- [Task]: Check each line of the listing below for the string "заметка", and copy the ones that have it.
======== Given records
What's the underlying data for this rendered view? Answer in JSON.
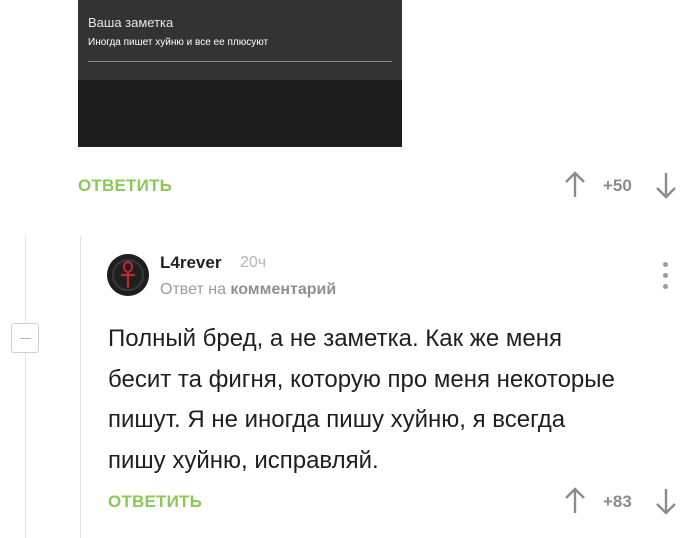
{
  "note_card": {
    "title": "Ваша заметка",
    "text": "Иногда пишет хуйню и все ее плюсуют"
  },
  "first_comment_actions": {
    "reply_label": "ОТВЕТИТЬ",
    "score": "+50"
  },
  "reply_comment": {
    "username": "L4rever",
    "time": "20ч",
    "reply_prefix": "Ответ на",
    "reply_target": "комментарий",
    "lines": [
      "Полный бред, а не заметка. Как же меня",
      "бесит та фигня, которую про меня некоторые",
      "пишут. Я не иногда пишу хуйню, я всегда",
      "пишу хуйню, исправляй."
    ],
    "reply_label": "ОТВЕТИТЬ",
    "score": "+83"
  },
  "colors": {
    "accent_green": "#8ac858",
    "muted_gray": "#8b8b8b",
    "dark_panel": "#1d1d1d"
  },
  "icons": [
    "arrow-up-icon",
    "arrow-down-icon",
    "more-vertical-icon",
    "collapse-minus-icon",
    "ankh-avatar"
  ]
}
================
======== Given records
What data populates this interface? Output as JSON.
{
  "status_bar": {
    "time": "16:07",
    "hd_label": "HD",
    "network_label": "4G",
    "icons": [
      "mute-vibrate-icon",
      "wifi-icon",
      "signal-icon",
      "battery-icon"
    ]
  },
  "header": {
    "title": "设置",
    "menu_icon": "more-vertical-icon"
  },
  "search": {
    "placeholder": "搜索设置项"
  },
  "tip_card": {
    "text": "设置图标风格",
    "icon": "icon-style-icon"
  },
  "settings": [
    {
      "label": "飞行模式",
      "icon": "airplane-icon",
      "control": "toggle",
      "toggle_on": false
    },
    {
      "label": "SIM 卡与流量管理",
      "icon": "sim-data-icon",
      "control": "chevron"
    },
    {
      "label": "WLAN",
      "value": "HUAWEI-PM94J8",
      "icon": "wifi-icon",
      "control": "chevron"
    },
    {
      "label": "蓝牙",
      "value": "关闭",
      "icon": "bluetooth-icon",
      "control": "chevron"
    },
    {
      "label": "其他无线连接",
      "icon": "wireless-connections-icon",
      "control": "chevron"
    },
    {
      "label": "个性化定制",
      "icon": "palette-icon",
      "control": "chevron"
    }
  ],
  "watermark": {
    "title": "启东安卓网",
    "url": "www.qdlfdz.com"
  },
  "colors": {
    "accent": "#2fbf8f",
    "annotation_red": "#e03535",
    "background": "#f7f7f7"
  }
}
================
======== Given records
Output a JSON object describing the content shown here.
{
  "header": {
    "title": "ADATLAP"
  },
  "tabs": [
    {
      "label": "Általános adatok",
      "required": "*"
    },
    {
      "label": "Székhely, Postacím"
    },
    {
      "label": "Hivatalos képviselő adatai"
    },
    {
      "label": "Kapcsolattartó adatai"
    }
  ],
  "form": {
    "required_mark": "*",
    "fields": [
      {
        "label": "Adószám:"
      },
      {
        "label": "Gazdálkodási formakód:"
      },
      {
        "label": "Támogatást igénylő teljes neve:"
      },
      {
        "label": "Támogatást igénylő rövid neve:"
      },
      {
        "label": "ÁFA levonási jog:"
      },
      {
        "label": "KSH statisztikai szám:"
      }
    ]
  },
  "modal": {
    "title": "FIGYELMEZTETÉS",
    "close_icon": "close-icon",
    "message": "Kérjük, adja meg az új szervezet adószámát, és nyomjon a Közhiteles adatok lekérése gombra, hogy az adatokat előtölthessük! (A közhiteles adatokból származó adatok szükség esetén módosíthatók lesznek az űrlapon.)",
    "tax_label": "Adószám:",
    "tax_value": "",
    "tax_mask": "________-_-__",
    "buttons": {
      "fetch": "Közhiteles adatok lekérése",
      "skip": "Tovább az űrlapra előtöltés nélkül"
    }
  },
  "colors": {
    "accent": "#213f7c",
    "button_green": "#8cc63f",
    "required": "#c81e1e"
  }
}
================
- [Response to the task]:
    "title": "Ваша заметка",
      "Полный бред, а не заметка. Как же меня",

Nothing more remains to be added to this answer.